*** EXCERPTED RECORDS

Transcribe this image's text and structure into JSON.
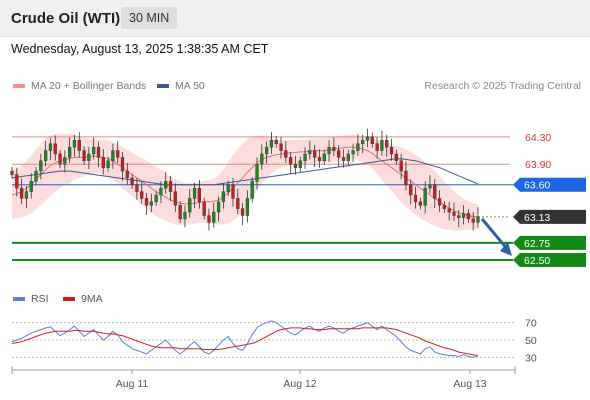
{
  "header": {
    "title": "Crude Oil (WTI)",
    "timeframe": "30 MIN"
  },
  "date_text": "Wednesday, August 13, 2025 1:38:35 AM CET",
  "legend": {
    "ma20": {
      "label": "MA 20 + Bollinger Bands",
      "color": "#f0908f"
    },
    "ma50": {
      "label": "MA 50",
      "color": "#3a5a8c"
    },
    "credit": "Research © 2025 Trading Central"
  },
  "rsi_legend": {
    "rsi": {
      "label": "RSI",
      "color": "#5b7fd4"
    },
    "ma9": {
      "label": "9MA",
      "color": "#cc1f1f"
    }
  },
  "chart_data": [
    {
      "type": "candlestick",
      "ylim": [
        62.28,
        64.62
      ],
      "x_ticks": [
        "Aug 11",
        "Aug 12",
        "Aug 13"
      ],
      "levels": [
        {
          "value": 64.3,
          "label": "64.30",
          "style": "resistance",
          "color": "#e48888"
        },
        {
          "value": 63.9,
          "label": "63.90",
          "style": "resistance",
          "color": "#e48888"
        },
        {
          "value": 63.6,
          "label": "63.60",
          "style": "pivot",
          "color": "#1a66e0"
        },
        {
          "value": 63.13,
          "label": "63.13",
          "style": "last",
          "color": "#333333"
        },
        {
          "value": 62.75,
          "label": "62.75",
          "style": "support",
          "color": "#138a13"
        },
        {
          "value": 62.5,
          "label": "62.50",
          "style": "support",
          "color": "#138a13"
        }
      ],
      "close_series": [
        63.75,
        63.55,
        63.4,
        63.5,
        63.65,
        63.8,
        63.95,
        64.1,
        64.2,
        64.05,
        63.9,
        64.0,
        64.15,
        64.25,
        64.1,
        63.95,
        64.05,
        64.15,
        64.0,
        63.85,
        63.95,
        64.1,
        64.0,
        63.8,
        63.7,
        63.6,
        63.5,
        63.4,
        63.3,
        63.35,
        63.45,
        63.55,
        63.65,
        63.5,
        63.3,
        63.1,
        63.2,
        63.4,
        63.55,
        63.35,
        63.15,
        63.05,
        63.2,
        63.35,
        63.5,
        63.6,
        63.4,
        63.25,
        63.15,
        63.4,
        63.65,
        63.9,
        64.05,
        64.15,
        64.25,
        64.2,
        64.1,
        64.0,
        63.9,
        63.85,
        63.95,
        64.05,
        64.1,
        64.0,
        63.95,
        64.05,
        64.15,
        64.1,
        64.0,
        63.95,
        64.05,
        64.1,
        64.2,
        64.25,
        64.3,
        64.2,
        64.1,
        64.25,
        64.15,
        64.05,
        63.95,
        63.8,
        63.6,
        63.45,
        63.35,
        63.3,
        63.55,
        63.6,
        63.4,
        63.3,
        63.25,
        63.2,
        63.15,
        63.12,
        63.18,
        63.1,
        63.05,
        63.13
      ],
      "ma20": [
        63.45,
        63.47,
        63.5,
        63.55,
        63.6,
        63.68,
        63.75,
        63.82,
        63.88,
        63.92,
        63.95,
        63.97,
        63.98,
        64.0,
        64.0,
        64.0,
        64.01,
        64.02,
        64.01,
        64.0,
        63.98,
        63.95,
        63.9,
        63.85,
        63.8,
        63.75,
        63.7,
        63.65,
        63.6,
        63.55,
        63.5,
        63.46,
        63.42,
        63.38,
        63.35,
        63.33,
        63.32,
        63.32,
        63.33,
        63.34,
        63.35,
        63.35,
        63.36,
        63.38,
        63.42,
        63.48,
        63.55,
        63.63,
        63.7,
        63.78,
        63.85,
        63.92,
        63.97,
        64.0,
        64.02,
        64.04,
        64.05,
        64.06,
        64.07,
        64.07,
        64.08,
        64.08,
        64.09,
        64.1,
        64.1,
        64.1,
        64.11,
        64.12,
        64.13,
        64.14,
        64.15,
        64.15,
        64.14,
        64.12,
        64.1,
        64.06,
        64.0,
        63.95,
        63.9,
        63.85,
        63.8,
        63.75,
        63.7,
        63.65,
        63.6,
        63.55,
        63.5,
        63.45,
        63.4,
        63.35,
        63.3,
        63.26,
        63.22,
        63.19,
        63.17,
        63.15,
        63.14,
        63.13
      ],
      "bb_width": [
        0.35,
        0.36,
        0.38,
        0.4,
        0.42,
        0.44,
        0.45,
        0.45,
        0.44,
        0.42,
        0.4,
        0.38,
        0.36,
        0.33,
        0.3,
        0.28,
        0.26,
        0.25,
        0.25,
        0.26,
        0.27,
        0.28,
        0.29,
        0.3,
        0.31,
        0.32,
        0.33,
        0.34,
        0.35,
        0.36,
        0.36,
        0.36,
        0.35,
        0.34,
        0.33,
        0.32,
        0.31,
        0.3,
        0.3,
        0.3,
        0.31,
        0.32,
        0.33,
        0.36,
        0.4,
        0.45,
        0.48,
        0.5,
        0.5,
        0.48,
        0.45,
        0.4,
        0.35,
        0.3,
        0.26,
        0.22,
        0.2,
        0.19,
        0.18,
        0.18,
        0.18,
        0.18,
        0.18,
        0.18,
        0.18,
        0.18,
        0.18,
        0.18,
        0.18,
        0.18,
        0.18,
        0.18,
        0.18,
        0.19,
        0.2,
        0.22,
        0.25,
        0.28,
        0.31,
        0.34,
        0.37,
        0.4,
        0.42,
        0.43,
        0.44,
        0.44,
        0.43,
        0.42,
        0.4,
        0.38,
        0.35,
        0.32,
        0.29,
        0.26,
        0.23,
        0.21,
        0.19,
        0.18
      ],
      "ma50": [
        63.7,
        63.71,
        63.72,
        63.73,
        63.74,
        63.75,
        63.76,
        63.77,
        63.78,
        63.79,
        63.8,
        63.8,
        63.8,
        63.79,
        63.78,
        63.77,
        63.76,
        63.75,
        63.74,
        63.73,
        63.72,
        63.71,
        63.7,
        63.69,
        63.68,
        63.67,
        63.66,
        63.65,
        63.64,
        63.63,
        63.62,
        63.61,
        63.6,
        63.6,
        63.6,
        63.6,
        63.6,
        63.6,
        63.6,
        63.6,
        63.6,
        63.6,
        63.6,
        63.61,
        63.62,
        63.63,
        63.64,
        63.65,
        63.66,
        63.67,
        63.68,
        63.69,
        63.7,
        63.71,
        63.72,
        63.73,
        63.74,
        63.75,
        63.76,
        63.77,
        63.78,
        63.79,
        63.8,
        63.81,
        63.82,
        63.83,
        63.84,
        63.85,
        63.86,
        63.87,
        63.88,
        63.89,
        63.9,
        63.91,
        63.92,
        63.93,
        63.94,
        63.95,
        63.96,
        63.97,
        63.98,
        63.98,
        63.97,
        63.96,
        63.95,
        63.93,
        63.91,
        63.89,
        63.87,
        63.85,
        63.82,
        63.79,
        63.76,
        63.73,
        63.7,
        63.67,
        63.64,
        63.61
      ]
    },
    {
      "type": "line",
      "ylim": [
        20,
        80
      ],
      "y_ticks": [
        "70",
        "50",
        "30"
      ],
      "series": [
        {
          "name": "RSI",
          "values": [
            48,
            50,
            52,
            55,
            58,
            60,
            62,
            64,
            65,
            60,
            55,
            58,
            62,
            66,
            60,
            54,
            58,
            62,
            56,
            50,
            54,
            60,
            56,
            48,
            44,
            40,
            38,
            36,
            34,
            38,
            42,
            46,
            50,
            44,
            38,
            34,
            38,
            44,
            48,
            42,
            36,
            34,
            38,
            44,
            50,
            54,
            46,
            40,
            38,
            46,
            56,
            64,
            68,
            70,
            72,
            70,
            66,
            62,
            58,
            56,
            60,
            64,
            66,
            62,
            60,
            64,
            66,
            64,
            60,
            58,
            62,
            64,
            66,
            68,
            70,
            66,
            62,
            66,
            62,
            58,
            54,
            48,
            42,
            38,
            36,
            34,
            40,
            42,
            36,
            34,
            33,
            32,
            32,
            31,
            33,
            31,
            30,
            32
          ]
        },
        {
          "name": "9MA",
          "values": [
            46,
            47,
            48,
            50,
            52,
            54,
            56,
            58,
            59,
            60,
            60,
            60,
            60,
            61,
            61,
            60,
            60,
            60,
            59,
            58,
            57,
            57,
            56,
            55,
            53,
            51,
            49,
            47,
            45,
            43,
            42,
            41,
            41,
            41,
            41,
            40,
            40,
            40,
            40,
            40,
            39,
            39,
            39,
            39,
            40,
            41,
            42,
            43,
            44,
            45,
            46,
            48,
            51,
            54,
            57,
            60,
            62,
            63,
            64,
            64,
            64,
            63,
            63,
            62,
            62,
            62,
            63,
            63,
            63,
            63,
            63,
            63,
            63,
            64,
            64,
            64,
            64,
            64,
            64,
            63,
            62,
            60,
            58,
            56,
            54,
            52,
            49,
            47,
            45,
            43,
            41,
            40,
            38,
            36,
            35,
            34,
            33,
            32
          ]
        }
      ]
    }
  ]
}
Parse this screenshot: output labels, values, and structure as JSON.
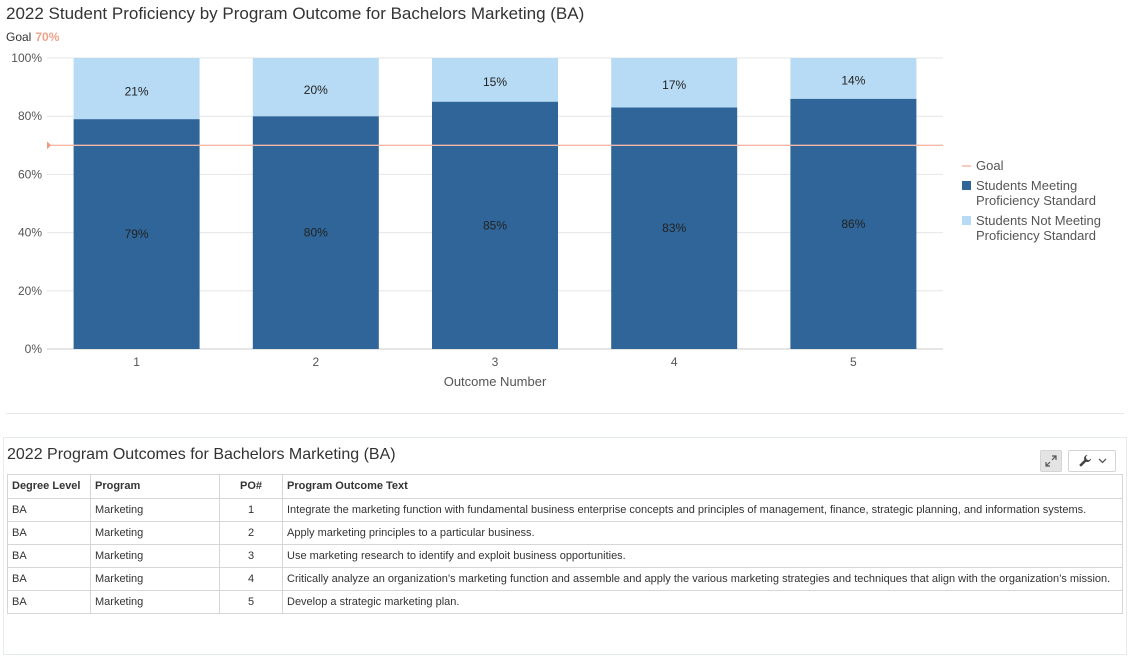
{
  "chart_data": {
    "type": "bar",
    "stacked": true,
    "title": "2022 Student Proficiency by Program Outcome for Bachelors Marketing (BA)",
    "goal_caption": "Goal",
    "goal_value_label": "70%",
    "goal": 70,
    "categories": [
      "1",
      "2",
      "3",
      "4",
      "5"
    ],
    "series": [
      {
        "name": "Students Meeting Proficiency Standard",
        "values": [
          79,
          80,
          85,
          83,
          86
        ],
        "labels": [
          "79%",
          "80%",
          "85%",
          "83%",
          "86%"
        ],
        "color": "#2f6598"
      },
      {
        "name": "Students Not Meeting Proficiency Standard",
        "values": [
          21,
          20,
          15,
          17,
          14
        ],
        "labels": [
          "21%",
          "20%",
          "15%",
          "17%",
          "14%"
        ],
        "color": "#b7dbf5"
      }
    ],
    "legend": [
      {
        "label": "Goal",
        "color": "#f5b8a6",
        "kind": "line"
      },
      {
        "label_lines": [
          "Students Meeting",
          "Proficiency Standard"
        ],
        "color": "#2f6598",
        "kind": "square"
      },
      {
        "label_lines": [
          "Students Not Meeting",
          "Proficiency Standard"
        ],
        "color": "#b7dbf5",
        "kind": "square"
      }
    ],
    "legend_position": "right",
    "xlabel": "Outcome Number",
    "ylabel": "",
    "ylim": [
      0,
      100
    ],
    "yticks": [
      0,
      20,
      40,
      60,
      80,
      100
    ],
    "ytick_labels": [
      "0%",
      "20%",
      "40%",
      "60%",
      "80%",
      "100%"
    ],
    "grid": true,
    "goal_line_color": "#f5b8a6"
  },
  "table_panel": {
    "title": "2022 Program Outcomes for Bachelors Marketing (BA)",
    "columns": [
      "Degree Level",
      "Program",
      "PO#",
      "Program Outcome Text"
    ],
    "rows": [
      [
        "BA",
        "Marketing",
        "1",
        "Integrate the marketing function with fundamental business enterprise concepts and principles of management, finance, strategic planning, and information systems."
      ],
      [
        "BA",
        "Marketing",
        "2",
        "Apply marketing principles to a particular business."
      ],
      [
        "BA",
        "Marketing",
        "3",
        "Use marketing research to identify and exploit business opportunities."
      ],
      [
        "BA",
        "Marketing",
        "4",
        "Critically analyze an organization’s marketing function and assemble and apply the various marketing strategies and techniques that align with the organization’s mission."
      ],
      [
        "BA",
        "Marketing",
        "5",
        "Develop a strategic marketing plan."
      ]
    ]
  },
  "icons": {
    "expand": "expand-icon",
    "wrench": "wrench-icon",
    "dropdown": "chevron-down-icon"
  }
}
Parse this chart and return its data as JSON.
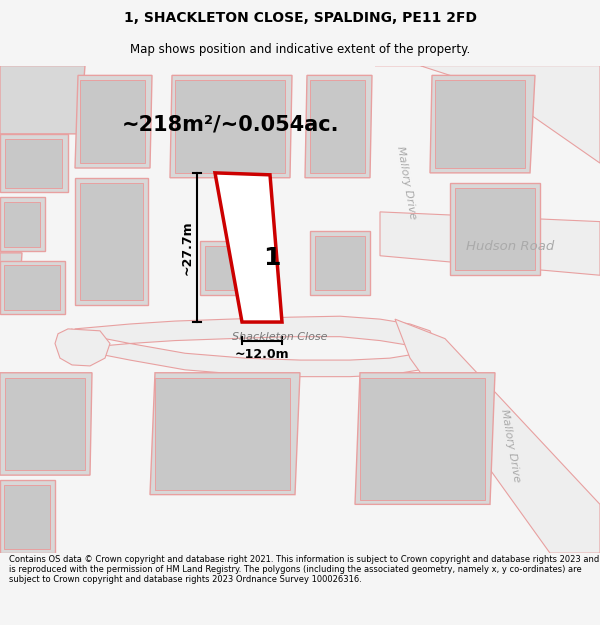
{
  "title_line1": "1, SHACKLETON CLOSE, SPALDING, PE11 2FD",
  "title_line2": "Map shows position and indicative extent of the property.",
  "area_label": "~218m²/~0.054ac.",
  "plot_number": "1",
  "dim_height": "~27.7m",
  "dim_width": "~12.0m",
  "street_label": "Shackleton Close",
  "road_label_v1": "Mallory Drive",
  "road_label_v2": "Mallory Drive",
  "road_label_h": "Hudson Road",
  "footer_text": "Contains OS data © Crown copyright and database right 2021. This information is subject to Crown copyright and database rights 2023 and is reproduced with the permission of HM Land Registry. The polygons (including the associated geometry, namely x, y co-ordinates) are subject to Crown copyright and database rights 2023 Ordnance Survey 100026316.",
  "bg_color": "#f5f5f5",
  "map_bg": "#ffffff",
  "road_fill": "#eeeeee",
  "building_fill": "#d8d8d8",
  "outline_color": "#e8a0a0",
  "highlight_color": "#cc0000",
  "text_color": "#333333",
  "road_text_color": "#aaaaaa",
  "title_fontsize": 10,
  "subtitle_fontsize": 8.5,
  "area_fontsize": 16,
  "footer_fontsize": 6.0
}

******

EXERCISE GOAL> Quote precisely the lines of the data from the line containing "Parse this chart and return its data as JSON." through its final line, both included, excluding pictures.

WORKED ANSWER>
Parse this chart and return its data as JSON.
{
  "title_line1": "1, SHACKLETON CLOSE, SPALDING, PE11 2FD",
  "title_line2": "Map shows position and indicative extent of the property.",
  "area_label": "~218m²/~0.054ac.",
  "plot_number": "1",
  "dim_height": "~27.7m",
  "dim_width": "~12.0m",
  "street_label": "Shackleton Close",
  "road_label_v1": "Mallory Drive",
  "road_label_v2": "Mallory Drive",
  "road_label_h": "Hudson Road",
  "footer_text": "Contains OS data © Crown copyright and database right 2021. This information is subject to Crown copyright and database rights 2023 and is reproduced with the permission of HM Land Registry. The polygons (including the associated geometry, namely x, y co-ordinates) are subject to Crown copyright and database rights 2023 Ordnance Survey 100026316.",
  "bg_color": "#f5f5f5",
  "map_bg": "#ffffff",
  "road_fill": "#eeeeee",
  "building_fill": "#d8d8d8",
  "outline_color": "#e8a0a0",
  "highlight_color": "#cc0000",
  "text_color": "#333333",
  "road_text_color": "#aaaaaa",
  "title_fontsize": 10,
  "subtitle_fontsize": 8.5,
  "area_fontsize": 16,
  "footer_fontsize": 6.0
}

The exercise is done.